EXERCISE DETAILS: Select and reproduce each line of the listing below that bears the string "종일개방".

RAW DATA:
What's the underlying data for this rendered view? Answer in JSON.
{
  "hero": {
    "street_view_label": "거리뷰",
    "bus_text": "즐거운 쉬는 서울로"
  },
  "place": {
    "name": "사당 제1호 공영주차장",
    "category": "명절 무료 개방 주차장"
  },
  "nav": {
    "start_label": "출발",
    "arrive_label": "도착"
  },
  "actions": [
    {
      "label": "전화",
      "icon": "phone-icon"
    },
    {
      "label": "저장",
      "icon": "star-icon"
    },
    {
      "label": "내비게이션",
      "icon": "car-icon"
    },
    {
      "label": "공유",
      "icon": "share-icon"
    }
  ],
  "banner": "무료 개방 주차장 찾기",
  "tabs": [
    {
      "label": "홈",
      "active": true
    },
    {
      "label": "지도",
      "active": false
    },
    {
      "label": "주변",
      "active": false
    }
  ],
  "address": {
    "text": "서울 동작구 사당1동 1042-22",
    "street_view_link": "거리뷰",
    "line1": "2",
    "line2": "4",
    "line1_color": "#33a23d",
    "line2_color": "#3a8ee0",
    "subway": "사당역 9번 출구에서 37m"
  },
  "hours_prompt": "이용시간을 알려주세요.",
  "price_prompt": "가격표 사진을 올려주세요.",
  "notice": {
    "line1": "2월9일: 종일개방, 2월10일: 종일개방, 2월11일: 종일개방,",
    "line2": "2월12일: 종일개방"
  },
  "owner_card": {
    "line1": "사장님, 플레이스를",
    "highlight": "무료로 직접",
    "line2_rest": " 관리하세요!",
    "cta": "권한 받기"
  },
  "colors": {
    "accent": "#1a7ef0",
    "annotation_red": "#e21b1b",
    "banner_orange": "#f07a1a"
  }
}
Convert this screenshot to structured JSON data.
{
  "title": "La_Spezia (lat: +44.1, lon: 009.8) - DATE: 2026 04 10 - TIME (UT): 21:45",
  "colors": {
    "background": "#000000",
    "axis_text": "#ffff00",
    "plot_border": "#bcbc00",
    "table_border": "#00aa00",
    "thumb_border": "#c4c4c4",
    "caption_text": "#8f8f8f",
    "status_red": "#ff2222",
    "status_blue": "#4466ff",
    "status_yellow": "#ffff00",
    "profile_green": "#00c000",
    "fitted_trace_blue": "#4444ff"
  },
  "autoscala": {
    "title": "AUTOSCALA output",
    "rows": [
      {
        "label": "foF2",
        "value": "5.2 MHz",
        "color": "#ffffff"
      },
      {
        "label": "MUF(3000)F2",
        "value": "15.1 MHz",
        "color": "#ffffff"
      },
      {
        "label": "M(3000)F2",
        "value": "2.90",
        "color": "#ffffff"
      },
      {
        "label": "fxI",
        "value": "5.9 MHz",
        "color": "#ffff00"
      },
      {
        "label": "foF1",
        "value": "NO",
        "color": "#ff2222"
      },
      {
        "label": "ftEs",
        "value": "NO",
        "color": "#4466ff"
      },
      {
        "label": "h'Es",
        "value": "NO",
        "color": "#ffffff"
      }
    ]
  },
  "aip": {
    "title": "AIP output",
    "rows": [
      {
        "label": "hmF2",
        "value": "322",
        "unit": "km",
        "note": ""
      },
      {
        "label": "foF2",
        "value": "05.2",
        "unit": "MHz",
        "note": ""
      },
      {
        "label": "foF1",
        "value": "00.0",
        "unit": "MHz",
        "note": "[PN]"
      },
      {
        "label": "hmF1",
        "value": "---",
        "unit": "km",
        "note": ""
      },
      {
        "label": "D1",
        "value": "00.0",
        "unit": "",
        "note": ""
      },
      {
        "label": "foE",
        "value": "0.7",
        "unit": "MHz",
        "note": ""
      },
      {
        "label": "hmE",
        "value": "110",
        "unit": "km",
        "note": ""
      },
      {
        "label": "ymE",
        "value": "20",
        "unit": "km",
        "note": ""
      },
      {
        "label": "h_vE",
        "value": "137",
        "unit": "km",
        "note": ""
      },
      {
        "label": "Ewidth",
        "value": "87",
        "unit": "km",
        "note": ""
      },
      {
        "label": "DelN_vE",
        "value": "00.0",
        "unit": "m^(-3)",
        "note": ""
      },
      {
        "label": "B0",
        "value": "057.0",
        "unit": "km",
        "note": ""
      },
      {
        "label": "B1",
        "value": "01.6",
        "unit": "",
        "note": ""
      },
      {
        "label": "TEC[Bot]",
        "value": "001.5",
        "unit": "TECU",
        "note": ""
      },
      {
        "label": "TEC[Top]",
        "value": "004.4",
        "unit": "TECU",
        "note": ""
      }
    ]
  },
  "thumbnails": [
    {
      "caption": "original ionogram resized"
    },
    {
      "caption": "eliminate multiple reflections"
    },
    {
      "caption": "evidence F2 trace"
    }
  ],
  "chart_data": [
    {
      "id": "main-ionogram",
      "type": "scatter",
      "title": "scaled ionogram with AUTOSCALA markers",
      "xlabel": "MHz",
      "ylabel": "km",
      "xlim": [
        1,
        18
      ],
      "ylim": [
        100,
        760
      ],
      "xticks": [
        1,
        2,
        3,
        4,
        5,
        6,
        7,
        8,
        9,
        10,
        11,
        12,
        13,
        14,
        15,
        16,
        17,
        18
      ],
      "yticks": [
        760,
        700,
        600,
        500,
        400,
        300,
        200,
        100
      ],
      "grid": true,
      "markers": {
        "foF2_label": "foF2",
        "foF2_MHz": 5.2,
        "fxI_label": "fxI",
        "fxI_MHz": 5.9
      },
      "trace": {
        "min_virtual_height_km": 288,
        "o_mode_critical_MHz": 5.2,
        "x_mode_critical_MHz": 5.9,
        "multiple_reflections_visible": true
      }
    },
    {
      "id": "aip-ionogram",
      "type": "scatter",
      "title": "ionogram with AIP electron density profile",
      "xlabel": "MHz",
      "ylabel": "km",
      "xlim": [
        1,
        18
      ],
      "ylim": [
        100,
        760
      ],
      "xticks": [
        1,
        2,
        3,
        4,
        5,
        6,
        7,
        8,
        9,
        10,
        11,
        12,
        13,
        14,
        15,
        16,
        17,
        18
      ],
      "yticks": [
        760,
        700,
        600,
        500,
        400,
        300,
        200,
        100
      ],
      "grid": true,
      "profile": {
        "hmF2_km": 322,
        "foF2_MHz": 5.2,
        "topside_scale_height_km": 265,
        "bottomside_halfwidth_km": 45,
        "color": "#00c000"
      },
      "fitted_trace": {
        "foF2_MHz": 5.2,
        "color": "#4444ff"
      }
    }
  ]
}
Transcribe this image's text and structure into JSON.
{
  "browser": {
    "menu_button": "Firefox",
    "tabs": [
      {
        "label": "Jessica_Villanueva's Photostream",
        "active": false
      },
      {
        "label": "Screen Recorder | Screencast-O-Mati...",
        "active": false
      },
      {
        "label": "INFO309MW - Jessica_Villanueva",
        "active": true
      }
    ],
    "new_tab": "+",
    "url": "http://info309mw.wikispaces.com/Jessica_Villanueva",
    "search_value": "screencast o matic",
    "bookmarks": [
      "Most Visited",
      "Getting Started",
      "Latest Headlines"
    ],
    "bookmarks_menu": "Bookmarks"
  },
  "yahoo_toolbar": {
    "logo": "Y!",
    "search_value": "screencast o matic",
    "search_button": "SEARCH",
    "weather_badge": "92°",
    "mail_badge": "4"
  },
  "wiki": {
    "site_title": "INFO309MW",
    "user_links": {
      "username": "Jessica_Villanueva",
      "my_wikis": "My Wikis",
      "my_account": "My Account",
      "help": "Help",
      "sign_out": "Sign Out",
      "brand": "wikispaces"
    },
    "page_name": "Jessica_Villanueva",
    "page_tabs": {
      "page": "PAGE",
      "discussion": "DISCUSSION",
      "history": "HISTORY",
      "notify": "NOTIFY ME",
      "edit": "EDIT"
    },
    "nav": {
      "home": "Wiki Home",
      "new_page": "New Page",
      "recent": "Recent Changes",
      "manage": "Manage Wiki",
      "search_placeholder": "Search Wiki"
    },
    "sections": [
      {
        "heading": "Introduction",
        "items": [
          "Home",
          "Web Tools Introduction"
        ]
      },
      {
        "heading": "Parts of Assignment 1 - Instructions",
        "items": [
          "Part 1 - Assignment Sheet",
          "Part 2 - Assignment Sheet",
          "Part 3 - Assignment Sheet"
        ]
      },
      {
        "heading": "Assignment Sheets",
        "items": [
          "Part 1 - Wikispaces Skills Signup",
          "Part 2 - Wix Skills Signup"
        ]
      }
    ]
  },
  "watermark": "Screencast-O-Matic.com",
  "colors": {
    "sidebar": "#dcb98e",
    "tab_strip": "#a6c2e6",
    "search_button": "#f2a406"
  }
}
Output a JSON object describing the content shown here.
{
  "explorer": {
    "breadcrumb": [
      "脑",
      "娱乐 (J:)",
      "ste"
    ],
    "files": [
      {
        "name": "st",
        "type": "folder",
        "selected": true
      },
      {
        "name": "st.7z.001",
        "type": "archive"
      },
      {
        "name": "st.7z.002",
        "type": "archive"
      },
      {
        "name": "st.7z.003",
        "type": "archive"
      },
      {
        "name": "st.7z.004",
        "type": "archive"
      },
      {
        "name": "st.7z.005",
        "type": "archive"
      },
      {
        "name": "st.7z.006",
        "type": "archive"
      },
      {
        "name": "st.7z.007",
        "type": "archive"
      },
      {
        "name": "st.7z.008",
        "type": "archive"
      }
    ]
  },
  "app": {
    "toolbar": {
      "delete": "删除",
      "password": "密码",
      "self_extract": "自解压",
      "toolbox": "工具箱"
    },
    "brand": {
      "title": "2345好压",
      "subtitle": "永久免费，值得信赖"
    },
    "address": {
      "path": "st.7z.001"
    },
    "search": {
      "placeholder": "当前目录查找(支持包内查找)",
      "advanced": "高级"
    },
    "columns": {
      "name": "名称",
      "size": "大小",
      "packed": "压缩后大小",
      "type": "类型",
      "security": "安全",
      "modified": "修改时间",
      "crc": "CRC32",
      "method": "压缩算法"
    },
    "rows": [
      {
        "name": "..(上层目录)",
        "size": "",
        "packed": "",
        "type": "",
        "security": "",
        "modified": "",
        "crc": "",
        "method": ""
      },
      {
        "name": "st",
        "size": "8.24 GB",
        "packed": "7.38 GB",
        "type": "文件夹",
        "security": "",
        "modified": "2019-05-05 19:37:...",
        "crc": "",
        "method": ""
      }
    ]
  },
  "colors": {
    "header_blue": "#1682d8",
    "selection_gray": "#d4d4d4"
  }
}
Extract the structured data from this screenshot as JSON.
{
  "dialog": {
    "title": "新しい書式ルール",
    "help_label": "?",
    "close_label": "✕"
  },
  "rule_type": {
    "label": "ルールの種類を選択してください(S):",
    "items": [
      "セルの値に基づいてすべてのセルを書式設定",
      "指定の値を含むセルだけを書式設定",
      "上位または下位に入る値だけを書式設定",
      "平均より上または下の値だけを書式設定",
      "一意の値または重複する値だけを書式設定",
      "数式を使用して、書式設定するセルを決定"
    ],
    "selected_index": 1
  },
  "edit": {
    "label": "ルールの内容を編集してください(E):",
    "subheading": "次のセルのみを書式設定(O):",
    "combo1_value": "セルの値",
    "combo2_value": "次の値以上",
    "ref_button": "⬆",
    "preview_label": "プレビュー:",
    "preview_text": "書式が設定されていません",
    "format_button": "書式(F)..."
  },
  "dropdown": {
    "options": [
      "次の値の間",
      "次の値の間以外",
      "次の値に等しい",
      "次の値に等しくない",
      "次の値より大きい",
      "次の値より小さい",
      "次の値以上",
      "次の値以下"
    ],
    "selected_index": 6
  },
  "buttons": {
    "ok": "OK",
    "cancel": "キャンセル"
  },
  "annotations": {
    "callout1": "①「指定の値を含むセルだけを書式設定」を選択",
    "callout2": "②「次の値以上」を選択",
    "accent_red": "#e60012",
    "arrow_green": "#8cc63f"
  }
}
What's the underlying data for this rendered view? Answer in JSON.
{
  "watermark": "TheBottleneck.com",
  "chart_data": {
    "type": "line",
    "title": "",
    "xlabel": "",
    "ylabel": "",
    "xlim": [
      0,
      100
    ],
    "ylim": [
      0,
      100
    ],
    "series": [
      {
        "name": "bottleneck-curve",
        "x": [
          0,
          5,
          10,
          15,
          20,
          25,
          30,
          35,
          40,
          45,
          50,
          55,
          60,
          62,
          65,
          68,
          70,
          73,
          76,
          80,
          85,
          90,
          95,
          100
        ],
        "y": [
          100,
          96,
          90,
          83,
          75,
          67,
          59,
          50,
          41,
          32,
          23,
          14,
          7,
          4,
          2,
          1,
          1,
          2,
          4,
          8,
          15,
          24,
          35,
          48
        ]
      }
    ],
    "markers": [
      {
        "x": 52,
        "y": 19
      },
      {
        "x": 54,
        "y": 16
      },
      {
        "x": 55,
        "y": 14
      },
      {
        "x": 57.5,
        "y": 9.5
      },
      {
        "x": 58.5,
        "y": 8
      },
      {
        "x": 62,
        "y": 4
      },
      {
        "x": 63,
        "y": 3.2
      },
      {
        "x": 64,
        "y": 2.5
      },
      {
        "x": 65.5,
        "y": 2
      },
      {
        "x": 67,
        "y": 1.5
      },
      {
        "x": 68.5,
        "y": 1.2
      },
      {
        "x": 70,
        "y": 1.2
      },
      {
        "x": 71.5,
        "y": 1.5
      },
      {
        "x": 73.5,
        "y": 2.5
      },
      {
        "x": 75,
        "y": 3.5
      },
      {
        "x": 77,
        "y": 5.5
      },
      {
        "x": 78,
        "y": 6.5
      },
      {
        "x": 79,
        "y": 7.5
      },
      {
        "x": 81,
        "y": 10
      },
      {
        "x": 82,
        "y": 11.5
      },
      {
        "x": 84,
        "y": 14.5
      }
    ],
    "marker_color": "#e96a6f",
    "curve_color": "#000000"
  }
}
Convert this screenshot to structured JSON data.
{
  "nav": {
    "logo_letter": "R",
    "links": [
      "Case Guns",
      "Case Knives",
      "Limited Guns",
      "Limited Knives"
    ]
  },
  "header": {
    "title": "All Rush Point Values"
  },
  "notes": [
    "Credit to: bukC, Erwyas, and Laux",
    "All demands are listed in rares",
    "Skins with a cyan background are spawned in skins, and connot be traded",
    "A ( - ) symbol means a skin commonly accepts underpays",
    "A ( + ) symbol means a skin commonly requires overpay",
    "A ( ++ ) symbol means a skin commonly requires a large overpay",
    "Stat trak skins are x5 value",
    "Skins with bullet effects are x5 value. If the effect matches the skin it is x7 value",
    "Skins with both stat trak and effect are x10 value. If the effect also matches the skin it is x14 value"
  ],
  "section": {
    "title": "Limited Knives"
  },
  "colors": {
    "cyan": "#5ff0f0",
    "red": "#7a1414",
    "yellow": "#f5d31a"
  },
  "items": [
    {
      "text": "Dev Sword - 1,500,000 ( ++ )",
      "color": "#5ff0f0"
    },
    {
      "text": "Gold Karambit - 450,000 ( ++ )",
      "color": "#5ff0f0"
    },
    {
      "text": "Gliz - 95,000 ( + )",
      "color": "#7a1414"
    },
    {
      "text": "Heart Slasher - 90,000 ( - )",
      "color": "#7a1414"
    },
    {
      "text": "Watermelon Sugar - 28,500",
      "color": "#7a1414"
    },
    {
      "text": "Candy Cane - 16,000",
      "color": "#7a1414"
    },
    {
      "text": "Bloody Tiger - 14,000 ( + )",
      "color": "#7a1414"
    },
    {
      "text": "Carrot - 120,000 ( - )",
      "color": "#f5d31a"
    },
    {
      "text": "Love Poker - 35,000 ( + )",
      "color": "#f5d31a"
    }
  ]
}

OUTPUT BELOW:
    "line1": "2월9일: 종일개방, 2월10일: 종일개방, 2월11일: 종일개방,",
    "line2": "2월12일: 종일개방"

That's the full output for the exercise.